[start]
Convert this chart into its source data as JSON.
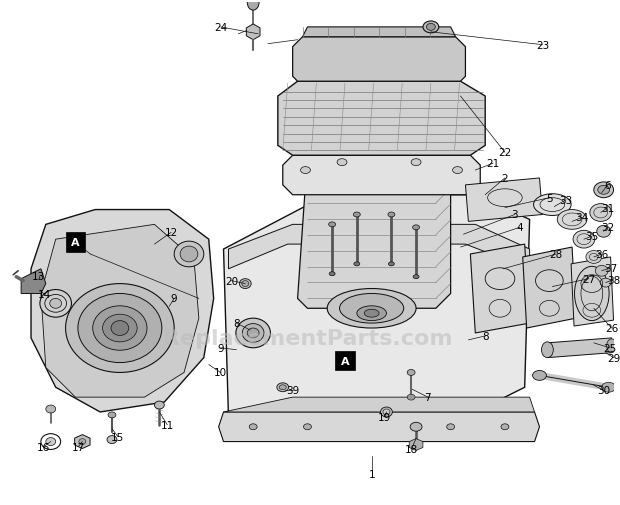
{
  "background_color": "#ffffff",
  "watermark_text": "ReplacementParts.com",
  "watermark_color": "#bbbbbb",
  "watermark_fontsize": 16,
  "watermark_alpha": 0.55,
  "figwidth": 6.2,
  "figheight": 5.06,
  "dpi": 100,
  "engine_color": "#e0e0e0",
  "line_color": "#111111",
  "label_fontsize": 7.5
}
[end]
## EXERCISE REQUIREMENTS
Output the full set of records above without changing a word, and drop the images.

## ANSWER BELOW
Convert this chart into its source data as JSON.
{
  "background_color": "#ffffff",
  "watermark_text": "ReplacementParts.com",
  "watermark_color": "#bbbbbb",
  "watermark_fontsize": 16,
  "watermark_alpha": 0.55,
  "figwidth": 6.2,
  "figheight": 5.06,
  "dpi": 100,
  "engine_color": "#e0e0e0",
  "line_color": "#111111",
  "label_fontsize": 7.5
}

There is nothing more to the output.